**Source data**
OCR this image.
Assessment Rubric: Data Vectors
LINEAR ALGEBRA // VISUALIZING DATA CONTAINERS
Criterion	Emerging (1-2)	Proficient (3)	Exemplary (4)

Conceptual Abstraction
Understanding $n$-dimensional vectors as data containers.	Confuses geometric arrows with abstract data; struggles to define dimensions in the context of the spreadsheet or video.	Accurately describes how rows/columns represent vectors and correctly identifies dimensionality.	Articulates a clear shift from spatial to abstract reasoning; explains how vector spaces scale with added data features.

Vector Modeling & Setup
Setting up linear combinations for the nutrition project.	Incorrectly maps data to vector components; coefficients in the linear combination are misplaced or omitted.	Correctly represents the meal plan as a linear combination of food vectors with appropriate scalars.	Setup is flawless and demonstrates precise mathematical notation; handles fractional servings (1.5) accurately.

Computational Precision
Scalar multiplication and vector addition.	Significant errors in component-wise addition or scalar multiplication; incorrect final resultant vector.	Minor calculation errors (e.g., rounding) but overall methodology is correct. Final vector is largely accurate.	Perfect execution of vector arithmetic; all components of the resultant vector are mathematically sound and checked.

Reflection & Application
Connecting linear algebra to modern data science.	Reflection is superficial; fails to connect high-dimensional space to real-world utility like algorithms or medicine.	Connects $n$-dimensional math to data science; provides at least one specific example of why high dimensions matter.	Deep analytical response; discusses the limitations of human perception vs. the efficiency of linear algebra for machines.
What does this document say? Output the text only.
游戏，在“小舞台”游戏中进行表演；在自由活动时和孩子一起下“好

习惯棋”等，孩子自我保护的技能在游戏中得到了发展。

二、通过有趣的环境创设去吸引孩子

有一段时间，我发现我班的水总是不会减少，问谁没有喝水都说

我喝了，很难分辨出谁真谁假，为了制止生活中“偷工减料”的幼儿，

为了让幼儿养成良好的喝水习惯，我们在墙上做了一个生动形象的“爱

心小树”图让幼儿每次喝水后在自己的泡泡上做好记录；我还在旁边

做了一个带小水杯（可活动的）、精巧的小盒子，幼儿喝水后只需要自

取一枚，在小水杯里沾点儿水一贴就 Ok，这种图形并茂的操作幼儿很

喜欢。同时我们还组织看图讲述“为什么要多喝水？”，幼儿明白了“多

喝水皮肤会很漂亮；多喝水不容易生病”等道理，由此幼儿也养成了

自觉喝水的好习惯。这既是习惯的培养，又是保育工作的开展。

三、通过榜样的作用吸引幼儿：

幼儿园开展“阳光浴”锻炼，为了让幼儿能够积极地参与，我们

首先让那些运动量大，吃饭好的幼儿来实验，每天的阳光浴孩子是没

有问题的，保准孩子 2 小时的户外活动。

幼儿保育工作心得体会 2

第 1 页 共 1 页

**Exercise requirements**
Count the lines in the material above where the string "dimensional" appears, then state only that count.

**Written answer**
2